[Aim of the exercise]:
Repeat the data word for word. Do not include the pictures.

[Data records]:
= = =

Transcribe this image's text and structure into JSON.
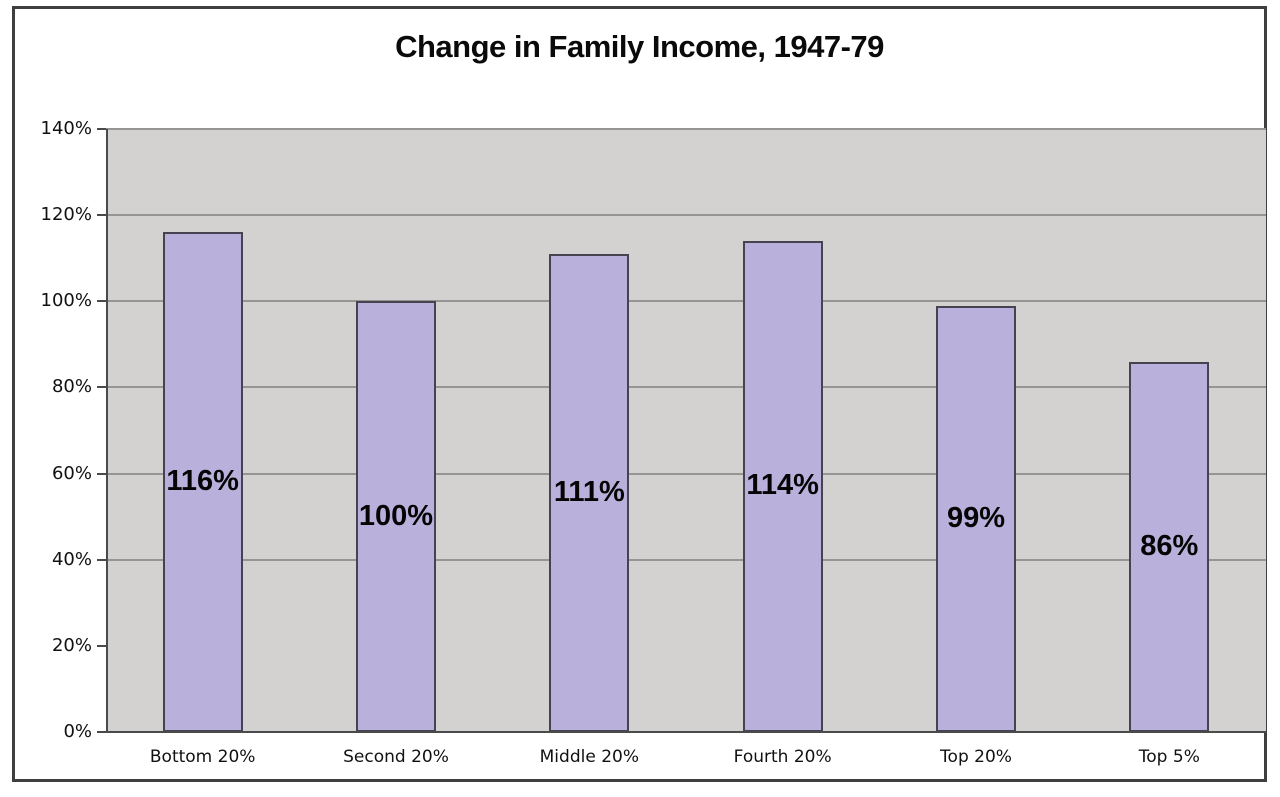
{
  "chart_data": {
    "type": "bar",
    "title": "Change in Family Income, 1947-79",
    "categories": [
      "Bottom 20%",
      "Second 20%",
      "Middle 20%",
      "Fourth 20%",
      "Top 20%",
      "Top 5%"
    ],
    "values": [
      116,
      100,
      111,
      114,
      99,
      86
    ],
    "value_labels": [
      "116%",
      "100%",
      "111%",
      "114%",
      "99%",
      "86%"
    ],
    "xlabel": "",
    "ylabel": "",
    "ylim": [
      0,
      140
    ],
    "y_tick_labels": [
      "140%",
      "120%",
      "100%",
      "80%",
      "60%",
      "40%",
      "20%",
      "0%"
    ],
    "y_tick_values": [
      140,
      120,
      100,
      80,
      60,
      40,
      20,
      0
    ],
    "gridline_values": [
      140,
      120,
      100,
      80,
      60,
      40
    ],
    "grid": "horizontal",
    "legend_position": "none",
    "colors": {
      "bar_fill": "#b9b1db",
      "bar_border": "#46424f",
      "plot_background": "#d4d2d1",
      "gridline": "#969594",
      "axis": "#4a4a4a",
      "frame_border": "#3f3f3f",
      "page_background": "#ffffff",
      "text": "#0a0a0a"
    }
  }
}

= = =

[Solved problem]:
Transcribe this image's text and structure into JSON.
{
  "chart_data": {
    "type": "bar",
    "title": "Change in Family Income, 1947-79",
    "categories": [
      "Bottom 20%",
      "Second 20%",
      "Middle 20%",
      "Fourth 20%",
      "Top 20%",
      "Top 5%"
    ],
    "values": [
      116,
      100,
      111,
      114,
      99,
      86
    ],
    "value_labels": [
      "116%",
      "100%",
      "111%",
      "114%",
      "99%",
      "86%"
    ],
    "xlabel": "",
    "ylabel": "",
    "ylim": [
      0,
      140
    ],
    "y_tick_labels": [
      "140%",
      "120%",
      "100%",
      "80%",
      "60%",
      "40%",
      "20%",
      "0%"
    ],
    "y_tick_values": [
      140,
      120,
      100,
      80,
      60,
      40,
      20,
      0
    ],
    "gridline_values": [
      140,
      120,
      100,
      80,
      60,
      40
    ],
    "grid": "horizontal",
    "legend_position": "none",
    "colors": {
      "bar_fill": "#b9b1db",
      "bar_border": "#46424f",
      "plot_background": "#d4d2d1",
      "gridline": "#969594",
      "axis": "#4a4a4a",
      "frame_border": "#3f3f3f",
      "page_background": "#ffffff",
      "text": "#0a0a0a"
    }
  }
}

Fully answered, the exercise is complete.